┌──

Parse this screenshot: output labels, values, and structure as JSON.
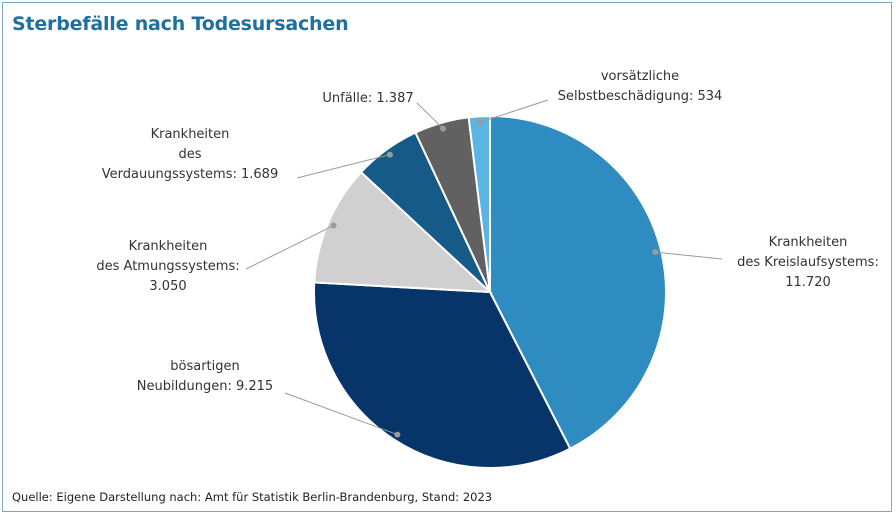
{
  "chart_data": {
    "type": "pie",
    "title": "Sterbefälle nach Todesursachen",
    "source": "Quelle: Eigene Darstellung nach: Amt für Statistik Berlin-Brandenburg, Stand: 2023",
    "slices": [
      {
        "label_lines": [
          "Krankheiten",
          "des Kreislaufsystems:",
          "11.720"
        ],
        "value": 11720,
        "color": "#2e8cc0"
      },
      {
        "label_lines": [
          "bösartigen",
          "Neubildungen: 9.215"
        ],
        "value": 9215,
        "color": "#073469"
      },
      {
        "label_lines": [
          "Krankheiten",
          "des Atmungssystems:",
          "3.050"
        ],
        "value": 3050,
        "color": "#d0d0d0"
      },
      {
        "label_lines": [
          "Krankheiten",
          "des",
          "Verdauungssystems: 1.689"
        ],
        "value": 1689,
        "color": "#165a88"
      },
      {
        "label_lines": [
          "Unfälle: 1.387"
        ],
        "value": 1387,
        "color": "#616161"
      },
      {
        "label_lines": [
          "vorsätzliche",
          "Selbstbeschädigung: 534"
        ],
        "value": 534,
        "color": "#5ab5e2"
      }
    ]
  }
}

└──

=== OBJECTIVE ===
Quote the entries in full. Any image among them is to be omitted from the copy.

=== RESULT OF THIS EXERCISE ===
Parse this screenshot: output labels, values, and structure as JSON.
{
  "chart_data": {
    "type": "pie",
    "title": "Sterbefälle nach Todesursachen",
    "source": "Quelle: Eigene Darstellung nach: Amt für Statistik Berlin-Brandenburg, Stand: 2023",
    "slices": [
      {
        "label_lines": [
          "Krankheiten",
          "des Kreislaufsystems:",
          "11.720"
        ],
        "value": 11720,
        "color": "#2e8cc0"
      },
      {
        "label_lines": [
          "bösartigen",
          "Neubildungen: 9.215"
        ],
        "value": 9215,
        "color": "#073469"
      },
      {
        "label_lines": [
          "Krankheiten",
          "des Atmungssystems:",
          "3.050"
        ],
        "value": 3050,
        "color": "#d0d0d0"
      },
      {
        "label_lines": [
          "Krankheiten",
          "des",
          "Verdauungssystems: 1.689"
        ],
        "value": 1689,
        "color": "#165a88"
      },
      {
        "label_lines": [
          "Unfälle: 1.387"
        ],
        "value": 1387,
        "color": "#616161"
      },
      {
        "label_lines": [
          "vorsätzliche",
          "Selbstbeschädigung: 534"
        ],
        "value": 534,
        "color": "#5ab5e2"
      }
    ]
  }
}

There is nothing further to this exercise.